> Records
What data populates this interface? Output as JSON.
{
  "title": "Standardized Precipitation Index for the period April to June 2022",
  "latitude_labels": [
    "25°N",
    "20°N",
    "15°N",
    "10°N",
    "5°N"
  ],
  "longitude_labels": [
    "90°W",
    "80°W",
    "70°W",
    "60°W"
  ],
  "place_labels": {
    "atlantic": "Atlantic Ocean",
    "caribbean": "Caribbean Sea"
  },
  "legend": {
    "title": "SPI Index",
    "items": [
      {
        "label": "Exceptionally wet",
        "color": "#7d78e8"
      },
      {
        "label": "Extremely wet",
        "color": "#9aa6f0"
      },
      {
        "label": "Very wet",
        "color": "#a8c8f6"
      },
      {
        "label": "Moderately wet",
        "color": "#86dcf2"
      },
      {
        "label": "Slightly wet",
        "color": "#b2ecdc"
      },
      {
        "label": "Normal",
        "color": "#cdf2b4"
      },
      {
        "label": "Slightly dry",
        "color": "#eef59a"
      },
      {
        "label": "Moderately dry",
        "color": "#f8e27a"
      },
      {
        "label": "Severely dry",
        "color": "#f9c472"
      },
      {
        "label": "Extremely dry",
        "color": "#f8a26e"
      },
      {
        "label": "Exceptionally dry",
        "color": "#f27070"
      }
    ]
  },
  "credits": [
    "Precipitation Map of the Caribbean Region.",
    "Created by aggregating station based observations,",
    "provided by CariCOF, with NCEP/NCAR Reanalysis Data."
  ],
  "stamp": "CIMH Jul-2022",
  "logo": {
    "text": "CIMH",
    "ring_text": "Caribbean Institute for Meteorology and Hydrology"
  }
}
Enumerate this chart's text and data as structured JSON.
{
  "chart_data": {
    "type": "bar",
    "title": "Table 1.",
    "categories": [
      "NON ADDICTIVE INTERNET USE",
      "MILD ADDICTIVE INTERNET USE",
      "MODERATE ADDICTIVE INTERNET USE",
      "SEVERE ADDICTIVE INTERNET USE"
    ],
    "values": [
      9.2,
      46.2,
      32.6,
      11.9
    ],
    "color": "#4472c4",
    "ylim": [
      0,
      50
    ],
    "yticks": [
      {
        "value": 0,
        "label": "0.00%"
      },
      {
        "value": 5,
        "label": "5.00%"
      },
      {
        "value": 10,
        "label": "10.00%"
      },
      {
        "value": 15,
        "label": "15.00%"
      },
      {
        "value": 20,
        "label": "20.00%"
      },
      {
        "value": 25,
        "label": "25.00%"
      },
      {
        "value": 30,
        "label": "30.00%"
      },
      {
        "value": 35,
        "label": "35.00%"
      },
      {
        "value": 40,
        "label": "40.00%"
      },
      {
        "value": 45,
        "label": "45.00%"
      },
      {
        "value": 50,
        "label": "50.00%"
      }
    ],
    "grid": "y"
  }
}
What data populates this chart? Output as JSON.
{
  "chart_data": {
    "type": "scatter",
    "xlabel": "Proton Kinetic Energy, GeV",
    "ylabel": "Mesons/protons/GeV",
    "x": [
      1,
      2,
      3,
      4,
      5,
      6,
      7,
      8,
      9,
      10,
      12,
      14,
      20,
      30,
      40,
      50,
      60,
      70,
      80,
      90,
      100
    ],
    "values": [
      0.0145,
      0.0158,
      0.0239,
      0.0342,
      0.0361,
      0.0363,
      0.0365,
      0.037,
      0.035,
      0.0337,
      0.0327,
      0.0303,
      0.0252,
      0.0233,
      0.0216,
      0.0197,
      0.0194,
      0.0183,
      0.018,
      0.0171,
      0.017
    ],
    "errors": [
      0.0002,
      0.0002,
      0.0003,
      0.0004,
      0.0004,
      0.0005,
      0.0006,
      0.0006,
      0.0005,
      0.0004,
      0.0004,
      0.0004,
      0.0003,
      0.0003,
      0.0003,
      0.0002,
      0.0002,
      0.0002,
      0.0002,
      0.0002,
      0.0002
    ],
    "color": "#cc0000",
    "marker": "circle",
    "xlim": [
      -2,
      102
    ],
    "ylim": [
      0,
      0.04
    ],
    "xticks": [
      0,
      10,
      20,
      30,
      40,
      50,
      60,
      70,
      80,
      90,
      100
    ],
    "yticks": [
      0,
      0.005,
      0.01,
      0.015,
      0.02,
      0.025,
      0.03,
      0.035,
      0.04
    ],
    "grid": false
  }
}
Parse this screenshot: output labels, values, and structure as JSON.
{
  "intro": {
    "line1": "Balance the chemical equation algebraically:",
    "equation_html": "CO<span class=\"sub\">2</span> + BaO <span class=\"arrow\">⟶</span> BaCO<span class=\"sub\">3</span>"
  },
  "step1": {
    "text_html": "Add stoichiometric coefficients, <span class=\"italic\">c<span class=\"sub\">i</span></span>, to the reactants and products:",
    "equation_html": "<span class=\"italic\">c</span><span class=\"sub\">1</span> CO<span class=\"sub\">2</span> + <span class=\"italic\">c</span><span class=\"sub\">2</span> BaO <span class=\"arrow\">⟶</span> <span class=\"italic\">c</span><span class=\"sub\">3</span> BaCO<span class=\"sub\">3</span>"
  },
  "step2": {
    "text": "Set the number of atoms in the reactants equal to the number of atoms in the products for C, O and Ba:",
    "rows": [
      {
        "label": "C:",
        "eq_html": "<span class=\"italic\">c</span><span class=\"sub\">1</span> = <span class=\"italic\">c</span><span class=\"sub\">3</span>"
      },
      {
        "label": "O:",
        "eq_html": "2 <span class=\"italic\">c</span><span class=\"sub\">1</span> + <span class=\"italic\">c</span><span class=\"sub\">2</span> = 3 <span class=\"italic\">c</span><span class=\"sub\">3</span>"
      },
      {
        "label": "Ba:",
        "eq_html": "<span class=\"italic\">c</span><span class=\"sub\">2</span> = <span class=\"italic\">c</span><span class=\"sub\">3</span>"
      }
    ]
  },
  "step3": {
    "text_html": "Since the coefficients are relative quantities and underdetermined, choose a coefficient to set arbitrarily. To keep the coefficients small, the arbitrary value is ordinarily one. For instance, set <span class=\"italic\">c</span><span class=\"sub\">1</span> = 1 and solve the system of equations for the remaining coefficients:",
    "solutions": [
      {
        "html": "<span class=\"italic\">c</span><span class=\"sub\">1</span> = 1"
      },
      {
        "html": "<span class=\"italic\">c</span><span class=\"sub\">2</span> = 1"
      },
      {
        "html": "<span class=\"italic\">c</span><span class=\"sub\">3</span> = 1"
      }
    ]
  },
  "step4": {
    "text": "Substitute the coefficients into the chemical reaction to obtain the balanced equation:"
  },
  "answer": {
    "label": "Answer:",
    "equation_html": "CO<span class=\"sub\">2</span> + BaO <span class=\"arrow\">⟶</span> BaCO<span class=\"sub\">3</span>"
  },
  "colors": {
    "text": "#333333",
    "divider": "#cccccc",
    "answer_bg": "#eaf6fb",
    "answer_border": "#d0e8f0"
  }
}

> Exercise task
In this exercise, repeat all entries exactly.

> Result of the exercise
What data populates this interface? Output as JSON.
{
  "title": "Standardized Precipitation Index for the period April to June 2022",
  "latitude_labels": [
    "25°N",
    "20°N",
    "15°N",
    "10°N",
    "5°N"
  ],
  "longitude_labels": [
    "90°W",
    "80°W",
    "70°W",
    "60°W"
  ],
  "place_labels": {
    "atlantic": "Atlantic Ocean",
    "caribbean": "Caribbean Sea"
  },
  "legend": {
    "title": "SPI Index",
    "items": [
      {
        "label": "Exceptionally wet",
        "color": "#7d78e8"
      },
      {
        "label": "Extremely wet",
        "color": "#9aa6f0"
      },
      {
        "label": "Very wet",
        "color": "#a8c8f6"
      },
      {
        "label": "Moderately wet",
        "color": "#86dcf2"
      },
      {
        "label": "Slightly wet",
        "color": "#b2ecdc"
      },
      {
        "label": "Normal",
        "color": "#cdf2b4"
      },
      {
        "label": "Slightly dry",
        "color": "#eef59a"
      },
      {
        "label": "Moderately dry",
        "color": "#f8e27a"
      },
      {
        "label": "Severely dry",
        "color": "#f9c472"
      },
      {
        "label": "Extremely dry",
        "color": "#f8a26e"
      },
      {
        "label": "Exceptionally dry",
        "color": "#f27070"
      }
    ]
  },
  "credits": [
    "Precipitation Map of the Caribbean Region.",
    "Created by aggregating station based observations,",
    "provided by CariCOF, with NCEP/NCAR Reanalysis Data."
  ],
  "stamp": "CIMH Jul-2022",
  "logo": {
    "text": "CIMH",
    "ring_text": "Caribbean Institute for Meteorology and Hydrology"
  }
}
Enumerate this chart's text and data as structured JSON.
{
  "chart_data": {
    "type": "bar",
    "title": "Table 1.",
    "categories": [
      "NON ADDICTIVE INTERNET USE",
      "MILD ADDICTIVE INTERNET USE",
      "MODERATE ADDICTIVE INTERNET USE",
      "SEVERE ADDICTIVE INTERNET USE"
    ],
    "values": [
      9.2,
      46.2,
      32.6,
      11.9
    ],
    "color": "#4472c4",
    "ylim": [
      0,
      50
    ],
    "yticks": [
      {
        "value": 0,
        "label": "0.00%"
      },
      {
        "value": 5,
        "label": "5.00%"
      },
      {
        "value": 10,
        "label": "10.00%"
      },
      {
        "value": 15,
        "label": "15.00%"
      },
      {
        "value": 20,
        "label": "20.00%"
      },
      {
        "value": 25,
        "label": "25.00%"
      },
      {
        "value": 30,
        "label": "30.00%"
      },
      {
        "value": 35,
        "label": "35.00%"
      },
      {
        "value": 40,
        "label": "40.00%"
      },
      {
        "value": 45,
        "label": "45.00%"
      },
      {
        "value": 50,
        "label": "50.00%"
      }
    ],
    "grid": "y"
  }
}
What data populates this chart? Output as JSON.
{
  "chart_data": {
    "type": "scatter",
    "xlabel": "Proton Kinetic Energy, GeV",
    "ylabel": "Mesons/protons/GeV",
    "x": [
      1,
      2,
      3,
      4,
      5,
      6,
      7,
      8,
      9,
      10,
      12,
      14,
      20,
      30,
      40,
      50,
      60,
      70,
      80,
      90,
      100
    ],
    "values": [
      0.0145,
      0.0158,
      0.0239,
      0.0342,
      0.0361,
      0.0363,
      0.0365,
      0.037,
      0.035,
      0.0337,
      0.0327,
      0.0303,
      0.0252,
      0.0233,
      0.0216,
      0.0197,
      0.0194,
      0.0183,
      0.018,
      0.0171,
      0.017
    ],
    "errors": [
      0.0002,
      0.0002,
      0.0003,
      0.0004,
      0.0004,
      0.0005,
      0.0006,
      0.0006,
      0.0005,
      0.0004,
      0.0004,
      0.0004,
      0.0003,
      0.0003,
      0.0003,
      0.0002,
      0.0002,
      0.0002,
      0.0002,
      0.0002,
      0.0002
    ],
    "color": "#cc0000",
    "marker": "circle",
    "xlim": [
      -2,
      102
    ],
    "ylim": [
      0,
      0.04
    ],
    "xticks": [
      0,
      10,
      20,
      30,
      40,
      50,
      60,
      70,
      80,
      90,
      100
    ],
    "yticks": [
      0,
      0.005,
      0.01,
      0.015,
      0.02,
      0.025,
      0.03,
      0.035,
      0.04
    ],
    "grid": false
  }
}
Parse this screenshot: output labels, values, and structure as JSON.
{
  "intro": {
    "line1": "Balance the chemical equation algebraically:",
    "equation_html": "CO<span class=\"sub\">2</span> + BaO <span class=\"arrow\">⟶</span> BaCO<span class=\"sub\">3</span>"
  },
  "step1": {
    "text_html": "Add stoichiometric coefficients, <span class=\"italic\">c<span class=\"sub\">i</span></span>, to the reactants and products:",
    "equation_html": "<span class=\"italic\">c</span><span class=\"sub\">1</span> CO<span class=\"sub\">2</span> + <span class=\"italic\">c</span><span class=\"sub\">2</span> BaO <span class=\"arrow\">⟶</span> <span class=\"italic\">c</span><span class=\"sub\">3</span> BaCO<span class=\"sub\">3</span>"
  },
  "step2": {
    "text": "Set the number of atoms in the reactants equal to the number of atoms in the products for C, O and Ba:",
    "rows": [
      {
        "label": "C:",
        "eq_html": "<span class=\"italic\">c</span><span class=\"sub\">1</span> = <span class=\"italic\">c</span><span class=\"sub\">3</span>"
      },
      {
        "label": "O:",
        "eq_html": "2 <span class=\"italic\">c</span><span class=\"sub\">1</span> + <span class=\"italic\">c</span><span class=\"sub\">2</span> = 3 <span class=\"italic\">c</span><span class=\"sub\">3</span>"
      },
      {
        "label": "Ba:",
        "eq_html": "<span class=\"italic\">c</span><span class=\"sub\">2</span> = <span class=\"italic\">c</span><span class=\"sub\">3</span>"
      }
    ]
  },
  "step3": {
    "text_html": "Since the coefficients are relative quantities and underdetermined, choose a coefficient to set arbitrarily. To keep the coefficients small, the arbitrary value is ordinarily one. For instance, set <span class=\"italic\">c</span><span class=\"sub\">1</span> = 1 and solve the system of equations for the remaining coefficients:",
    "solutions": [
      {
        "html": "<span class=\"italic\">c</span><span class=\"sub\">1</span> = 1"
      },
      {
        "html": "<span class=\"italic\">c</span><span class=\"sub\">2</span> = 1"
      },
      {
        "html": "<span class=\"italic\">c</span><span class=\"sub\">3</span> = 1"
      }
    ]
  },
  "step4": {
    "text": "Substitute the coefficients into the chemical reaction to obtain the balanced equation:"
  },
  "answer": {
    "label": "Answer:",
    "equation_html": "CO<span class=\"sub\">2</span> + BaO <span class=\"arrow\">⟶</span> BaCO<span class=\"sub\">3</span>"
  },
  "colors": {
    "text": "#333333",
    "divider": "#cccccc",
    "answer_bg": "#eaf6fb",
    "answer_border": "#d0e8f0"
  }
}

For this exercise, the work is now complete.